Assigned task 1 — In the passage on private contract answers, which hash function turns a text answer into bytes on the client side?
Assigned task 2 — Name every party or component that appears as a stage in the lifecycle flow of the passage on private contract answers.
Assigned task 3 — Write the next section of the passage on private contract answers, starting after its final heading.

Passage provided —
--

The compiled contract module exports a ledger() function that deserializes on-chain state into typed fields. For the private contract, there's no lastAnswer field to read — it was never declared as a ledger field, because it was never meant to be public.

5. Answer Encoding

import { createHash } from 'node:crypto';

function textToBytes32(text: string): Uint8Array {
  return createHash('sha256').update(text).digest();
}

Text answers are SHA-256 hashed to produce Bytes<32> — the type the circuit expects. This happens client-side before the data enters the circuit. The circuit then does its own persistentHash() on the input to compare against the stored key hash.

Two hashes:

  • Client-side SHA-256 — converts text to bytes (encoding, not privacy)
  • **In-circuit ****persistentHash()** — produces the hash stored on-chain (privacy-relevant)

The Full Lifecycle

When a learner submits an answer to the private contract:

Learner types "my answer"CLI: SHA-256("my answer") → Bytes<32>
    ↓
SDK: Execute submitAnswer(answerBytes) locally
    ↓ (circuit runs on learner's machine)
Circuit: persistentHash(answer) → compare to answerKeyHash → result = true/falseSDK: Generate public transcript (lastCorrect = true, submissions += 1)
     Generate private transcript (answer bytes, intermediate hash)
    ↓
SDK → Proof Server: circuit + private inputs → ZK proof (~1.2s)
    ↓
SDK: Balance transaction (select DUST, generate spend proofs)
    ↓
SDK → Network: submit proven transaction
    ↓
Block producer: verify proof (~6ms), apply state changes
    ↓
Indexer: contract state updated
    ↓
CLI: "The blockchain only knows if you passed — not what you answered."

At no point does the raw answer appear on-chain. The proof server saw it (to generate the proof), but the proof server is local infrastructure — it's running on the learner's machine or a trusted server.


What the Public Contract Shows (For Comparison)

--

Data under study —
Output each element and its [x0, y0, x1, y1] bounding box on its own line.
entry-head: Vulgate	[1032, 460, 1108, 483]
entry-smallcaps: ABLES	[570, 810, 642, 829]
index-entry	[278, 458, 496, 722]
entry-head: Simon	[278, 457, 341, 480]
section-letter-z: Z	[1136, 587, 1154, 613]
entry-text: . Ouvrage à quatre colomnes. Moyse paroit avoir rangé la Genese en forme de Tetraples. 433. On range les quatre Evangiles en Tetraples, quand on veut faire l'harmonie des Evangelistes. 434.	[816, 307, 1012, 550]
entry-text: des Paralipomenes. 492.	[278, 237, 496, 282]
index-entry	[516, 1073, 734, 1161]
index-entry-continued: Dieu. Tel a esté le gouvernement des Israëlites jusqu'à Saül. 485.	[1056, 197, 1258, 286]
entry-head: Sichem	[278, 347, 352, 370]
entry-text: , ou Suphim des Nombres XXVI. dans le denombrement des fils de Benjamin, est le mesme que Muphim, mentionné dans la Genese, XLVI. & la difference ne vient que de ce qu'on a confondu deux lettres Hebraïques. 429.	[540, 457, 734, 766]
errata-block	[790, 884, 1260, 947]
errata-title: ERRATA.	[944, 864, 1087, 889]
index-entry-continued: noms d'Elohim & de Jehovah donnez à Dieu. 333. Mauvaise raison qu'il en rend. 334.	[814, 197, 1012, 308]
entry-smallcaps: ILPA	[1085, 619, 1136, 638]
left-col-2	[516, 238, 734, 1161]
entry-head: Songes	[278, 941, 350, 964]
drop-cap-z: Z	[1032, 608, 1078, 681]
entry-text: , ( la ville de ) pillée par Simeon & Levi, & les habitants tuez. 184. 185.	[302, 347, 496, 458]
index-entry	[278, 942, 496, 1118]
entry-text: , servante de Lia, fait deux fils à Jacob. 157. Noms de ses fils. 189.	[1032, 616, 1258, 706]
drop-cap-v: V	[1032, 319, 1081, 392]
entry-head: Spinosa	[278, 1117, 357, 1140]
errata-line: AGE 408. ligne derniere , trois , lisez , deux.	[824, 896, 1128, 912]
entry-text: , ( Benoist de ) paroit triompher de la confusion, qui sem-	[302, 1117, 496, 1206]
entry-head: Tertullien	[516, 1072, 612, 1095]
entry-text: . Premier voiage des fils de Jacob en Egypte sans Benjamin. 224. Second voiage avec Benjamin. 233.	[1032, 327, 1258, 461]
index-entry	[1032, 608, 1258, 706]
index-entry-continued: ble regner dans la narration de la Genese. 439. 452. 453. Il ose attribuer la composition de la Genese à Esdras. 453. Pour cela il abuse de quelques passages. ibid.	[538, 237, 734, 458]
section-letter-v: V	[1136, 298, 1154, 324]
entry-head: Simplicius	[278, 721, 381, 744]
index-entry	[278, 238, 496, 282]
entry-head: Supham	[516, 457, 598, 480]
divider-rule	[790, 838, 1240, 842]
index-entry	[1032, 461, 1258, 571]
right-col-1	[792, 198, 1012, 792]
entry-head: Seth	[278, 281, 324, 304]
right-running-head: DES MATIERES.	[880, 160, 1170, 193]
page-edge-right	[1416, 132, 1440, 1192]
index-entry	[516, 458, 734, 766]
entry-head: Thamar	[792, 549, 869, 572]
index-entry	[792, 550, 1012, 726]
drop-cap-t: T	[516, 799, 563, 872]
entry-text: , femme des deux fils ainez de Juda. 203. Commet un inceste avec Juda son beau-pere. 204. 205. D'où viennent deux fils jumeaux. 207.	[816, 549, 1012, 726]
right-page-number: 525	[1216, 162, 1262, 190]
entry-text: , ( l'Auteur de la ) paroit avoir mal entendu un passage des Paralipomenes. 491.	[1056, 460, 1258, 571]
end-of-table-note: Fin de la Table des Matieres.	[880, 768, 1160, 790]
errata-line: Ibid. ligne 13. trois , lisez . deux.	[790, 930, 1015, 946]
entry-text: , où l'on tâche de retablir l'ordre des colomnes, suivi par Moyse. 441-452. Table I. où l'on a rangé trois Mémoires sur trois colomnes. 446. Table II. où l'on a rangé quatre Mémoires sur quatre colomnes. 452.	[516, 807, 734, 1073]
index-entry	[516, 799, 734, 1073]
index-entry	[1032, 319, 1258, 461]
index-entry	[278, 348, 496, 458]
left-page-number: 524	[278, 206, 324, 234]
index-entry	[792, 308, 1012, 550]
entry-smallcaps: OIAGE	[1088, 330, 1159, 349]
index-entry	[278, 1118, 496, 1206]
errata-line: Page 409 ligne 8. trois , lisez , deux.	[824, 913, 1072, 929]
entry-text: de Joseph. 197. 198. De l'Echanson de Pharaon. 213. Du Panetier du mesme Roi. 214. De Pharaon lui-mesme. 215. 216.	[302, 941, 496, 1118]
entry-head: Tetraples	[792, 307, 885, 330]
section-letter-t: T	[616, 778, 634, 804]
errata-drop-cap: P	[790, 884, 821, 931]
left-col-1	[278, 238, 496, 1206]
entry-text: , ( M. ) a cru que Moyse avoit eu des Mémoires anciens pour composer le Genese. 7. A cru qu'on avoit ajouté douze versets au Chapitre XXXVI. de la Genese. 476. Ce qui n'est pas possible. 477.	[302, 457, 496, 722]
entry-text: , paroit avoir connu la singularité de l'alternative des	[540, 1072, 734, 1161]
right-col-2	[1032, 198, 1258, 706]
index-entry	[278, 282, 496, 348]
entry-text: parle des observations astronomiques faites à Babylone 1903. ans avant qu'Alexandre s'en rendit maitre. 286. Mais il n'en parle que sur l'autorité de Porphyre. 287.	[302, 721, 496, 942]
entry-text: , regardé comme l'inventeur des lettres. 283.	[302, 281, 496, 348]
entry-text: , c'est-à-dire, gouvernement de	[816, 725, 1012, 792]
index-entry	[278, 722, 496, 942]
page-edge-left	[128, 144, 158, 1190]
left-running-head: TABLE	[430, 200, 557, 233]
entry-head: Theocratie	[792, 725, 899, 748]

--

Exercise output 1 — SHA-256.

Exercise output 2 — Learner, CLI, SDK, Circuit, Proof Server, Network, Block producer, Indexer

Exercise output 3 —
The public version of the same app has one extra ledger field and one extra disclose():

export ledger lastAnswer: Bytes<32>;    // ← this field exists

lastAnswer = disclose(answer);           // ← this line exists

When you read the public contract's state, the answer is right there:

console.log(`Last answer: ${Buffer.from(ledgerState.lastAnswer).toString('hex')}`);

Anyone querying the indexer sees every answer ever submitted. Wrong answers immortalized. Right answers copyable. The private contract avoids this by simply not disclosing the data.


Questions to Consider

  • The SDK handles proof generation, transaction balancing, and submission in a single callTx.submitAnswer() call. What happens under the hood if the proof server is slow or unreachable? How would you build retry logic or timeout handling?
  • The withVacantWitnesses flag means this contract gets all private data through circuit parameters, not witness functions. What's the difference? When would you need witness functions instead? (Preview: the bulletin board template uses them for persistent private state.)
  • Both contracts use persistentHash() for the answer key. This is deterministic — the same input always produces the same hash. If an attacker knows the answer space is small (e.g., multiple choice A/B/C/D), they could hash all options and compare to answerKeyHash. How would you defend against this? (Hint: persistentCommit() adds randomness.)

What's Next

Lesson 104.2 (already covered) compared the transaction lifecycles side by side. Lesson 104.3 evaluates the cost of privacy — timing, compute, DUST, and the question of when the tradeoff is worth it.


Things to Try

Clone the private-answer project and modify it:

  • Add a attempts ledger field (type Counter) that counts how many times each unique submitter has tried. What changes about privacy if attempt count is per-user?
  • Change the circuit so that lastCorrect is only disclosed if the answer IS correct. If wrong, disclose nothing — the observer can't even tell an attempt was made. What are the tradeoffs?
  • Add a second circuit checkMyAnswer(answer: Bytes<32>): Boolean that returns the result to the caller but doesn't update any ledger state. A read-only check. Does this still generate a proof? Does it still cost DUST?